Please copy every line of the records below that holds the word "excellent".
-- begin MATERIAL --
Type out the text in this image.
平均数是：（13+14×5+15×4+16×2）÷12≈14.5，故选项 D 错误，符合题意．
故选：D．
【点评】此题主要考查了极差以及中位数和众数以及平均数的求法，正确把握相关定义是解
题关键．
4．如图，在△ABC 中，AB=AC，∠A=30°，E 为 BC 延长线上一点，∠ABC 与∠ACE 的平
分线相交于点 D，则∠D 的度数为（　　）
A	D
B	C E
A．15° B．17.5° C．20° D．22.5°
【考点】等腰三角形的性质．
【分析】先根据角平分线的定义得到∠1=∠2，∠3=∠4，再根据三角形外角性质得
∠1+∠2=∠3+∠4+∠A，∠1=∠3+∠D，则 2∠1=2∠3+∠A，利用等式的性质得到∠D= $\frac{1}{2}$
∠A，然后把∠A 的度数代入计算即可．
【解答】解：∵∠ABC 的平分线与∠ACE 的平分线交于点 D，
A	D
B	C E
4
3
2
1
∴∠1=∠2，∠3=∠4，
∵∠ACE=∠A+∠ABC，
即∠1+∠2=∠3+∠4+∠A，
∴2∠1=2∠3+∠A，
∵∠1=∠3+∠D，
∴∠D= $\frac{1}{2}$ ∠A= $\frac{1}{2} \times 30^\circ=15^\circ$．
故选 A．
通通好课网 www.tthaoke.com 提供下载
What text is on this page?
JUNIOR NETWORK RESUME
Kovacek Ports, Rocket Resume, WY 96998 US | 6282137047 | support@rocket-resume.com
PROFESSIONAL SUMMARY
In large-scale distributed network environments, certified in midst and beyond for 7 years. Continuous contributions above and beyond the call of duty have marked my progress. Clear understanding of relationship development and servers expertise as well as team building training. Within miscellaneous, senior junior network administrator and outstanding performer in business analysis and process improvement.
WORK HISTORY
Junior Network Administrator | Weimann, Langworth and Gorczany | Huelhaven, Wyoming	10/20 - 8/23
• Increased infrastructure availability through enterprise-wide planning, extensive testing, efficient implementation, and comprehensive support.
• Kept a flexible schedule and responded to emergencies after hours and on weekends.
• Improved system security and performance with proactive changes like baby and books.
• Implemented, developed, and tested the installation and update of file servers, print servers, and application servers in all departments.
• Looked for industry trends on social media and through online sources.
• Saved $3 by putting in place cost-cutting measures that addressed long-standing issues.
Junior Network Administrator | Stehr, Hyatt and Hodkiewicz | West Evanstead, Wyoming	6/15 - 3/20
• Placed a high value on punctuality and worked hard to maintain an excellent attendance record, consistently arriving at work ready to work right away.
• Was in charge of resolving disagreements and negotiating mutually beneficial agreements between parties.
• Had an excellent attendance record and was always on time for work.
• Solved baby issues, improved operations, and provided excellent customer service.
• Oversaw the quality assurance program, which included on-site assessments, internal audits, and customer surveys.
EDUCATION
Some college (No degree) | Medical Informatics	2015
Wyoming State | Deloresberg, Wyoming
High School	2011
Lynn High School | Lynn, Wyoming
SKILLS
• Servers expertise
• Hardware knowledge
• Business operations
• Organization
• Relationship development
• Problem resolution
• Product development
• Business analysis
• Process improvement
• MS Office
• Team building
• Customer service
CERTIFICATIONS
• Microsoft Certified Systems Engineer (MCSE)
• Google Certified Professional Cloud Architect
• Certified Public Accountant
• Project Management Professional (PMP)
-- end MATERIAL --
THE ANSWER:
• Placed a high value on punctuality and worked hard to maintain an excellent attendance record, consistently arriving at work ready to work right away.
• Had an excellent attendance record and was always on time for work.
• Solved baby issues, improved operations, and provided excellent customer service.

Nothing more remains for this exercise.